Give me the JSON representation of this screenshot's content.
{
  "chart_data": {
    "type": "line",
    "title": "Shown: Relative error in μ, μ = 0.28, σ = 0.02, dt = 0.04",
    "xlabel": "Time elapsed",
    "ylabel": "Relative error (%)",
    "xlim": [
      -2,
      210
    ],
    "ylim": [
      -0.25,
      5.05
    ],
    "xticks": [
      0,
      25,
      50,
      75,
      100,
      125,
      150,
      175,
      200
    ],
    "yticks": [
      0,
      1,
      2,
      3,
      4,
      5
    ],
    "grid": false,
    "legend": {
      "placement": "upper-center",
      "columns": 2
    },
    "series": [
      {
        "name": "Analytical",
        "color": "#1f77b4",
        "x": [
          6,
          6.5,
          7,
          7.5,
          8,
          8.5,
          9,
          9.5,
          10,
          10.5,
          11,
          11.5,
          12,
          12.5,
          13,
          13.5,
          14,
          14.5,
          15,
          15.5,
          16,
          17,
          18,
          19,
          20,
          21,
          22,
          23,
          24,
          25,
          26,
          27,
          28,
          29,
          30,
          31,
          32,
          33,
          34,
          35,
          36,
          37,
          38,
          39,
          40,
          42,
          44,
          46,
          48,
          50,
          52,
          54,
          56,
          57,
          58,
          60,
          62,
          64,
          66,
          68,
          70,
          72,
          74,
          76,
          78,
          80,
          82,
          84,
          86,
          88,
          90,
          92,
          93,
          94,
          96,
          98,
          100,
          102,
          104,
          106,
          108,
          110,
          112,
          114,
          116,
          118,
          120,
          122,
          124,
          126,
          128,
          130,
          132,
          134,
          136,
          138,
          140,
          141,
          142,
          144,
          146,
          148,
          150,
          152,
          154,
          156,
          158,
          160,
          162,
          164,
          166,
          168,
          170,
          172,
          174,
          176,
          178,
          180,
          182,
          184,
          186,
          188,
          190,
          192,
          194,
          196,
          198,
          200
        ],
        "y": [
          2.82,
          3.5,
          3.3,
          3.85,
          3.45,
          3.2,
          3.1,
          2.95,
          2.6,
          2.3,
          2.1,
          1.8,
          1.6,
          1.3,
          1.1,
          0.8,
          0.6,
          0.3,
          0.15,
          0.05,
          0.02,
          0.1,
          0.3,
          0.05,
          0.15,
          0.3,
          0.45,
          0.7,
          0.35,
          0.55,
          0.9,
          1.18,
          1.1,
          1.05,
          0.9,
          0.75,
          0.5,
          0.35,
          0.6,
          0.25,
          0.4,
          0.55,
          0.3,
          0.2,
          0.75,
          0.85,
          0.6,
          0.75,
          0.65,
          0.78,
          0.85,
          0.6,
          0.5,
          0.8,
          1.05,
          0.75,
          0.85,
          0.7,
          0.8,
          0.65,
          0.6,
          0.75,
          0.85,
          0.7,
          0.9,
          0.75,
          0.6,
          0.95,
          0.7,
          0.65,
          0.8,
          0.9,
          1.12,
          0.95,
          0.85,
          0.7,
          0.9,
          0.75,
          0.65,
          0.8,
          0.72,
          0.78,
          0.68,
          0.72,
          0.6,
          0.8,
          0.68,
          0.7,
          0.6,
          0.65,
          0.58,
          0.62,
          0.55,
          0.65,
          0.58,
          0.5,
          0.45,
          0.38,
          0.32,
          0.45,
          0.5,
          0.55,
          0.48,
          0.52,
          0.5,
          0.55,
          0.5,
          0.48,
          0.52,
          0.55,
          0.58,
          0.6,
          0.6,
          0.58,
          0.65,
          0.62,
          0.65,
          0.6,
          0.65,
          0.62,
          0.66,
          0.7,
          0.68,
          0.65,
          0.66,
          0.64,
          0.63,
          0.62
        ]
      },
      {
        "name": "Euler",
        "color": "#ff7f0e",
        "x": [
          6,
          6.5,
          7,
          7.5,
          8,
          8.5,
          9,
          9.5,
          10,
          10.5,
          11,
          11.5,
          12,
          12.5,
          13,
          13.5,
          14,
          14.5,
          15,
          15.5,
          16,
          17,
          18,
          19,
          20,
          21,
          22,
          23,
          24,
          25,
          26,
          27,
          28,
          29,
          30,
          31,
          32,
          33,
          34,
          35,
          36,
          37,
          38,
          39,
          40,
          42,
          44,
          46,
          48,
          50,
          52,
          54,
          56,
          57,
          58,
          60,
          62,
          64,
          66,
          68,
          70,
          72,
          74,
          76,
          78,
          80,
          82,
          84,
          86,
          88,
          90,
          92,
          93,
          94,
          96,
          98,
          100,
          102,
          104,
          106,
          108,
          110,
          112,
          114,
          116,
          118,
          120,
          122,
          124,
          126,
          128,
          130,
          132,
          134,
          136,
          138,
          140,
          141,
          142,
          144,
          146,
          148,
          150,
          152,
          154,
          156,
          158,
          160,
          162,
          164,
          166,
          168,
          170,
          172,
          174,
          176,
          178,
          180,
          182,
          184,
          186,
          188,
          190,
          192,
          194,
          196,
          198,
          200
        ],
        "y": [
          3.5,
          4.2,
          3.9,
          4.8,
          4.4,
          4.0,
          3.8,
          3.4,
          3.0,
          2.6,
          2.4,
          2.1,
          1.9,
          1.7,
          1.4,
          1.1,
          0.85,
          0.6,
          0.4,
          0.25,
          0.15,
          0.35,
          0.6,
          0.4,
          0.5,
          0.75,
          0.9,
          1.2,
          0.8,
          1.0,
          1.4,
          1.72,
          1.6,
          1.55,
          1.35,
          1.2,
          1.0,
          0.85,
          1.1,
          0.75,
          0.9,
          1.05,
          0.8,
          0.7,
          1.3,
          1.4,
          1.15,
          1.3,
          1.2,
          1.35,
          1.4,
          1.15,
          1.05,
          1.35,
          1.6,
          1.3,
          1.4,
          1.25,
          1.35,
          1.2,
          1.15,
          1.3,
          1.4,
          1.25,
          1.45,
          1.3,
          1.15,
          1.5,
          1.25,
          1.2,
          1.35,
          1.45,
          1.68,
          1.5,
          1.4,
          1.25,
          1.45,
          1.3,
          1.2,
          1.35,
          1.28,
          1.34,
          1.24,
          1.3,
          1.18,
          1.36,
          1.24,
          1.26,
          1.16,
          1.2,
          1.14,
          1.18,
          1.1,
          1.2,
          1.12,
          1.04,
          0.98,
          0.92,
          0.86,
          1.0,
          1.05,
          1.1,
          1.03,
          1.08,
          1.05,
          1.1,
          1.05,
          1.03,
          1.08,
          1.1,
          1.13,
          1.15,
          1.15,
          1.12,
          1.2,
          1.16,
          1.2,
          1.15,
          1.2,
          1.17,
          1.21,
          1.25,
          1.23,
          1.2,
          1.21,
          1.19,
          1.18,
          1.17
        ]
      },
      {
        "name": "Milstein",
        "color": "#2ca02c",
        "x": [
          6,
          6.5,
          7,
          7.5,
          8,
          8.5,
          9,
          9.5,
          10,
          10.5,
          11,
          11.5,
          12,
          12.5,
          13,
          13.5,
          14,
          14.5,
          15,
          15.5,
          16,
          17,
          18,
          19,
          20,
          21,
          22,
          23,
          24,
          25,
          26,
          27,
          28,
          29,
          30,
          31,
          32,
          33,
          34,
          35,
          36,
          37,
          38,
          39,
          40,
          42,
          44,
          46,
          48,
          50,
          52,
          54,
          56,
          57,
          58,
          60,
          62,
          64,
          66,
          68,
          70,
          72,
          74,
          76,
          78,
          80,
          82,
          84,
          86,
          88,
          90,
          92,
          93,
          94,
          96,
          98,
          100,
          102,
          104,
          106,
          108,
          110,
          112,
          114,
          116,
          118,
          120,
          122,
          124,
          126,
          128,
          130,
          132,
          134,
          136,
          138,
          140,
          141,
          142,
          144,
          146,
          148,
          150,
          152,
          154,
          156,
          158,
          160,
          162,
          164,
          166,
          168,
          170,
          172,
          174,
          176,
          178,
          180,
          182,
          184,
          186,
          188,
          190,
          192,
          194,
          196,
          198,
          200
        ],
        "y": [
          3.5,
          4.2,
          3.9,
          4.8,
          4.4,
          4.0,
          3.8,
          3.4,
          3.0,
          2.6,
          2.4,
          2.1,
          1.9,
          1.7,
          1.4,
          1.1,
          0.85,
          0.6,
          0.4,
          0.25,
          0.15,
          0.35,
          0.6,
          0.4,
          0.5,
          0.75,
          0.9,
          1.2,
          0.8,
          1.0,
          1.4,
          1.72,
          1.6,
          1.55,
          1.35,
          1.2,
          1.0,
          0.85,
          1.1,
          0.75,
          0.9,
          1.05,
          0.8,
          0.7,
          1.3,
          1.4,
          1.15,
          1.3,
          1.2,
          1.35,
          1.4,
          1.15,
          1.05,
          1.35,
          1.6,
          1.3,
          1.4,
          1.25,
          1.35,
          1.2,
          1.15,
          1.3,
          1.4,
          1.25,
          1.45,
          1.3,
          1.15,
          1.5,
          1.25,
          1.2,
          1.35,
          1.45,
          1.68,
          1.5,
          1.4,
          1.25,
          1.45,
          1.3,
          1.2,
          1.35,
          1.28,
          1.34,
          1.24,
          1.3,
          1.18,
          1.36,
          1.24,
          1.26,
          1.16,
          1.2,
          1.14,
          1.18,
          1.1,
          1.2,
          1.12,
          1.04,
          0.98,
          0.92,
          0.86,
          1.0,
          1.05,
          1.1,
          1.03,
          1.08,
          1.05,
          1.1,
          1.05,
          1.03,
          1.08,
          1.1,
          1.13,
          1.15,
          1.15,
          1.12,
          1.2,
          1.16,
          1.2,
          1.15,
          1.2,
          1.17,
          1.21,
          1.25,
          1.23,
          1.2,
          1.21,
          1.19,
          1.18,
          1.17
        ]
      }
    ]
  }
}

- [AIM OF THE TASK]: Write down only how many lines in the listing contain the word "error".

- [WRITTEN ANSWER]: 2